* [Task]
Provide nothing but the number of lines containing the string "meta".

(Stored data)
★ ★ ★ ★ ★

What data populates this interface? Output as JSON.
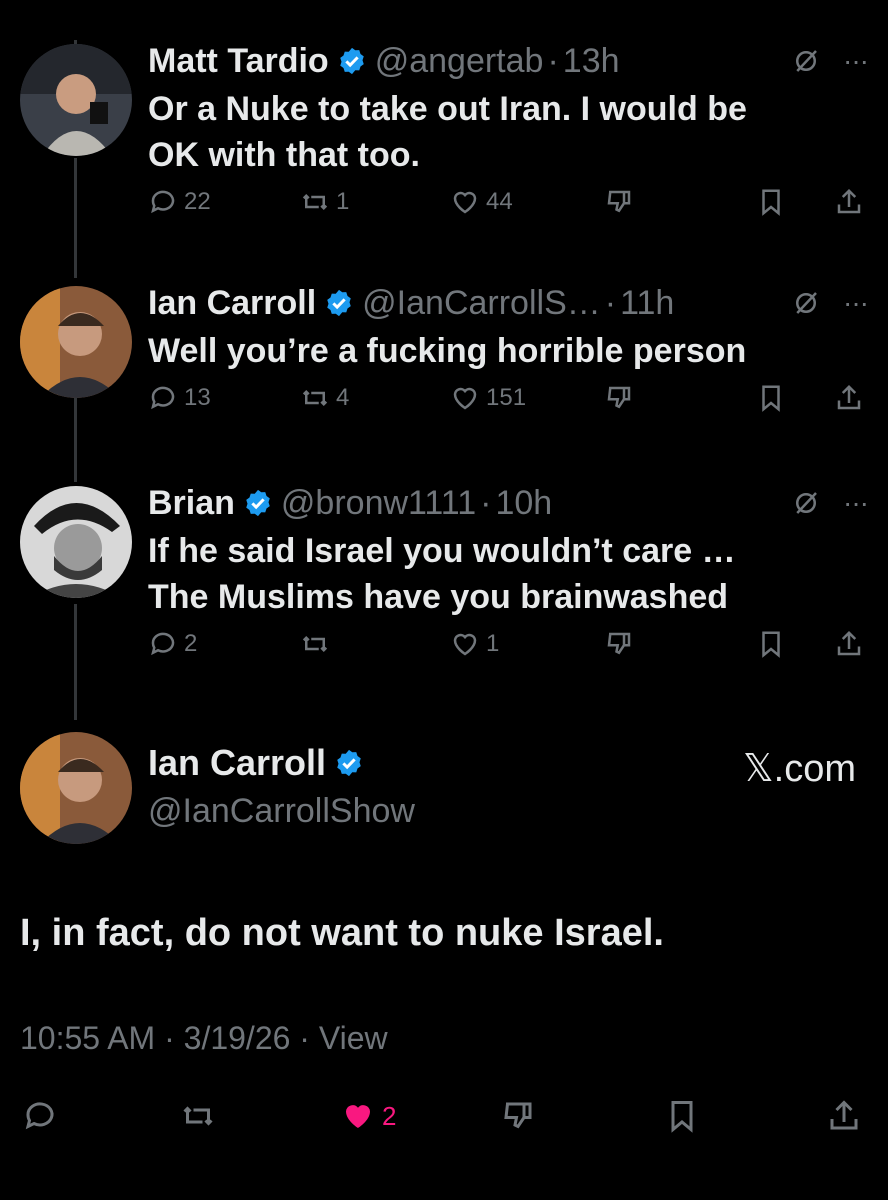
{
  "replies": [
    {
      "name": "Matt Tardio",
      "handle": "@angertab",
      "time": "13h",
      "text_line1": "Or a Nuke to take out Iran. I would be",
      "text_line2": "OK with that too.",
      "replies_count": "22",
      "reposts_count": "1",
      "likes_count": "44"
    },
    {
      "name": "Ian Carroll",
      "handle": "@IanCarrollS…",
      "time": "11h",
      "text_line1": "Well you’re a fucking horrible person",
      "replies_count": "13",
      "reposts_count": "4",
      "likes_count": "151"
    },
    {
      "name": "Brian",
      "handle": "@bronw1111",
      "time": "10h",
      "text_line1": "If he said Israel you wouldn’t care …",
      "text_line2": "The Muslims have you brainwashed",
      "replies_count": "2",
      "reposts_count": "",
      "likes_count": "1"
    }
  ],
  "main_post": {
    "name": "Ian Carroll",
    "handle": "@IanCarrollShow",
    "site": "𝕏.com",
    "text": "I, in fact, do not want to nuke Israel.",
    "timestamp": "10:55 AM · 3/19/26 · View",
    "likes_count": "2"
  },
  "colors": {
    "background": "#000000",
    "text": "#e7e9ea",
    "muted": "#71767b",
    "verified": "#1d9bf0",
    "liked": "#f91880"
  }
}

★ ★ ★ ★ ★

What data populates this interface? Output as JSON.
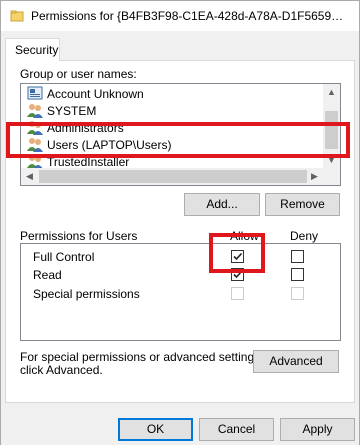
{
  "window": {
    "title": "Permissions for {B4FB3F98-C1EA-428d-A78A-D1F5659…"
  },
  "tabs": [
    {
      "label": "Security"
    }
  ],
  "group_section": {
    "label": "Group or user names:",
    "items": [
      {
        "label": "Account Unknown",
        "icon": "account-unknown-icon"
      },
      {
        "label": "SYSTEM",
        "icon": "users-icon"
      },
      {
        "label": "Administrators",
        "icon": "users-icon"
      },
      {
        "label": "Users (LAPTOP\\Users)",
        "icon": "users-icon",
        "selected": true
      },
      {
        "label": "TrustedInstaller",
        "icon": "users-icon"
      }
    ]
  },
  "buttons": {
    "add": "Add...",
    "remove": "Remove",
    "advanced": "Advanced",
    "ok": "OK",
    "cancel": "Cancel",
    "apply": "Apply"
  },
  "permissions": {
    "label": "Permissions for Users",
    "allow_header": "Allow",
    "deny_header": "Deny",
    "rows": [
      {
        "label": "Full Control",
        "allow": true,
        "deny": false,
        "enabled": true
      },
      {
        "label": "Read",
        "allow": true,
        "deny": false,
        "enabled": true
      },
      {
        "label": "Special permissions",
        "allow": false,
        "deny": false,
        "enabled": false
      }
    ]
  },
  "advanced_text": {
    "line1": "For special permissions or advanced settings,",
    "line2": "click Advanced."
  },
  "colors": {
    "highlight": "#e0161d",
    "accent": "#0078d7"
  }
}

★ ★ ★ ★ ★

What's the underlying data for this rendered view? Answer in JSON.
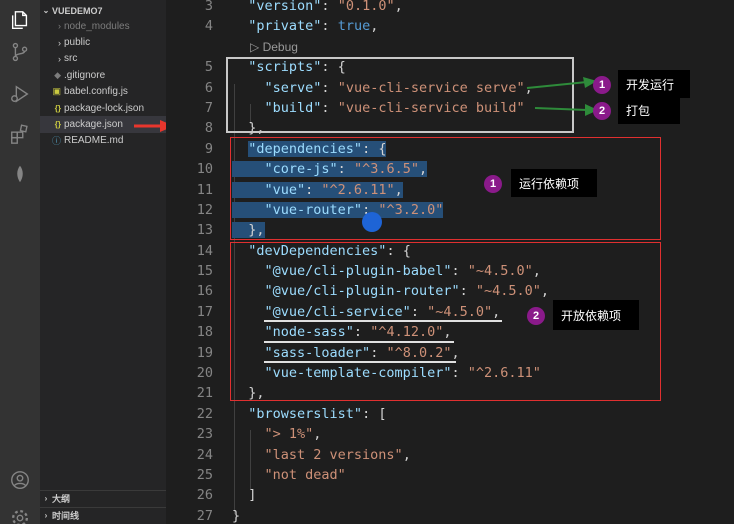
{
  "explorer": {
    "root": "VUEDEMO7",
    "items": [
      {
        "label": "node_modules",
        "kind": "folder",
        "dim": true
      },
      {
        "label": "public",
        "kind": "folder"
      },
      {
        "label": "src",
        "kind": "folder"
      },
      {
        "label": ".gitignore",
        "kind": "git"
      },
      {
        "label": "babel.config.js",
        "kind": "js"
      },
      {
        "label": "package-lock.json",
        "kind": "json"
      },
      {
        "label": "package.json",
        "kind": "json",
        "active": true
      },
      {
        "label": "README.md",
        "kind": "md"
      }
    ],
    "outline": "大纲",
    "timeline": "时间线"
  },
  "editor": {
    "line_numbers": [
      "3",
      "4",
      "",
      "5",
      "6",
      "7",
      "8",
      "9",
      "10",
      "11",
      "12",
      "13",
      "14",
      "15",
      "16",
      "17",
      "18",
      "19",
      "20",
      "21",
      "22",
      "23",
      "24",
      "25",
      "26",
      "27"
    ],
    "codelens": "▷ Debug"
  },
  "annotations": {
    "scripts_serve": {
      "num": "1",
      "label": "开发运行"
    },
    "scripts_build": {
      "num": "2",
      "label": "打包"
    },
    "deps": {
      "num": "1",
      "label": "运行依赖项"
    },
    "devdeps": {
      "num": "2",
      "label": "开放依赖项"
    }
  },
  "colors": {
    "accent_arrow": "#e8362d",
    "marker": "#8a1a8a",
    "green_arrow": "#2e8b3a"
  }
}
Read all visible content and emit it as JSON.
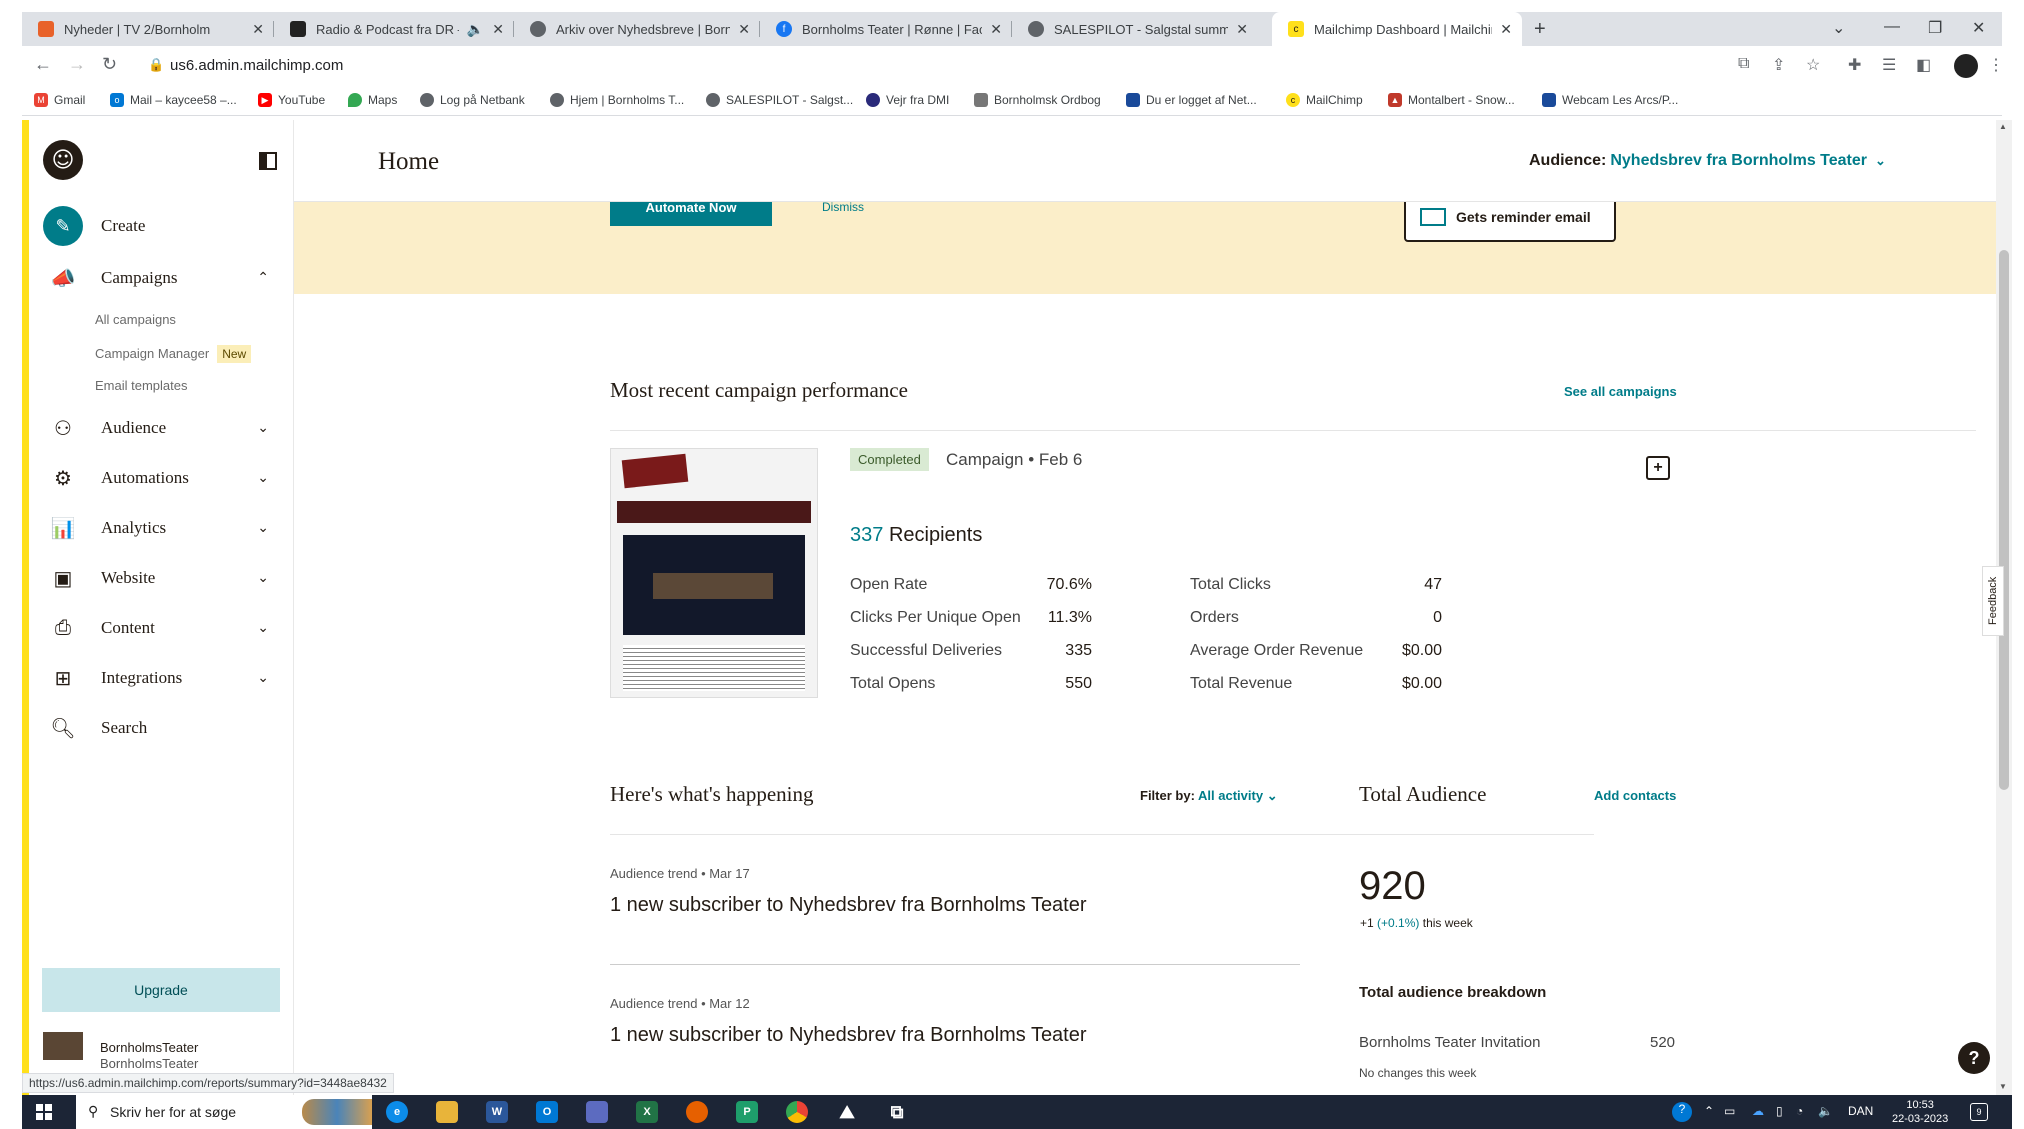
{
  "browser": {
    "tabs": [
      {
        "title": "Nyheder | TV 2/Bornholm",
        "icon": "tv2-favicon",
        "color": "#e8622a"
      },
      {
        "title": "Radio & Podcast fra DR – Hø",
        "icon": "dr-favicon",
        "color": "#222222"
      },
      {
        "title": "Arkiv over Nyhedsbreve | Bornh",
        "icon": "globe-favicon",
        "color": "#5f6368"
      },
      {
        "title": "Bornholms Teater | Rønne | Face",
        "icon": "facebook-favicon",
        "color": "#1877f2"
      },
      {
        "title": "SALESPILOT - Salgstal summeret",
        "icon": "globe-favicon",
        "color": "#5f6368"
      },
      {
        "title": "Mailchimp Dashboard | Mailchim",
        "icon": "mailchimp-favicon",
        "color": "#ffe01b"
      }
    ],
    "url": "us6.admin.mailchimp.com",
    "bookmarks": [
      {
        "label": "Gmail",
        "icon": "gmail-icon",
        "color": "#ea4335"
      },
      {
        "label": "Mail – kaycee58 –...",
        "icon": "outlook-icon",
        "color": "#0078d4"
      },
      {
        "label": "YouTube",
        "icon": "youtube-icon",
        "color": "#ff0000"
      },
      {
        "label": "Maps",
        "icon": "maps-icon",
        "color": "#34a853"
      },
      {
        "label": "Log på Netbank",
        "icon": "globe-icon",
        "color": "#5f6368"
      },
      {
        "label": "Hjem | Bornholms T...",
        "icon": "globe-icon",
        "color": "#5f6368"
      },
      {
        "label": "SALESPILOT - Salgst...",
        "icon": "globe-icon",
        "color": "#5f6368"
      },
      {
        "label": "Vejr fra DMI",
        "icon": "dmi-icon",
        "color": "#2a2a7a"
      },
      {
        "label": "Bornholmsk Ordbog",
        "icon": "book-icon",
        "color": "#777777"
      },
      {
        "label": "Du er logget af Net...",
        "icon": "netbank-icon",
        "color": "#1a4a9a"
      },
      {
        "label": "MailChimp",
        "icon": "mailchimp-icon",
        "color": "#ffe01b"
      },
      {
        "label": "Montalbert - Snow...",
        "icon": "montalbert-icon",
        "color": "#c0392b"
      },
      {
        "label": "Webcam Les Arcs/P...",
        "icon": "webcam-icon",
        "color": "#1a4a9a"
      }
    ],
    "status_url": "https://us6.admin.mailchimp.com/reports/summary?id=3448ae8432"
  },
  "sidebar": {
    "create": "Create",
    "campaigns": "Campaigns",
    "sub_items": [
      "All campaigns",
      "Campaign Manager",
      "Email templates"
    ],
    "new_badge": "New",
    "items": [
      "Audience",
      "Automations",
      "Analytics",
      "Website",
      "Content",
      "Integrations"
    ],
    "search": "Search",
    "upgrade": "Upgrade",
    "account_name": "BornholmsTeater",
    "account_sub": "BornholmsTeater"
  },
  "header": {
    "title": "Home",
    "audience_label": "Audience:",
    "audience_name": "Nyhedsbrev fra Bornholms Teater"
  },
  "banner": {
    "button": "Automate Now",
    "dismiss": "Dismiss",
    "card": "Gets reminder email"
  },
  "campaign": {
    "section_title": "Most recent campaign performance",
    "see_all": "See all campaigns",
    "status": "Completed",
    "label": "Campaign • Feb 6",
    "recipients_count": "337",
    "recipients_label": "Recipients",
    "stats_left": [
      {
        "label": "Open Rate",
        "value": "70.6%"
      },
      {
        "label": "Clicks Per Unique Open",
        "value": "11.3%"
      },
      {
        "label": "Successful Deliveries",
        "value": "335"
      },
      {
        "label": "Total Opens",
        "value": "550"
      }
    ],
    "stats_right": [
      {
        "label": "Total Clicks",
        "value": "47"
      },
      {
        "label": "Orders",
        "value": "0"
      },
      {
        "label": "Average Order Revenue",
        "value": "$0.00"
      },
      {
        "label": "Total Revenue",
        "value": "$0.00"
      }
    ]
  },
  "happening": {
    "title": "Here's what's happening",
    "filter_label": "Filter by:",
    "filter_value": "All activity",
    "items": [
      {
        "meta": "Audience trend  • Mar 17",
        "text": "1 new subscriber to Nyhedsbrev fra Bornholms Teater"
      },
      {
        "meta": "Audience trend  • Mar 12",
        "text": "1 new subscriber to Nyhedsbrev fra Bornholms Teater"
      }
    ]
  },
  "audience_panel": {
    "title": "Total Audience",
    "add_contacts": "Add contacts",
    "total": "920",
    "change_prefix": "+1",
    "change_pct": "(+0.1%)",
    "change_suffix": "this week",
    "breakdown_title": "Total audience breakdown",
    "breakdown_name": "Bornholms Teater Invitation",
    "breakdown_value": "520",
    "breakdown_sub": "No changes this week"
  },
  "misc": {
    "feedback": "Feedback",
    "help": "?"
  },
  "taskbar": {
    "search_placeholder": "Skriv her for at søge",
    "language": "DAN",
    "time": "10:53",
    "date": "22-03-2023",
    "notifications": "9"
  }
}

★ ★ ★ ★ ★

* [The completed task]
2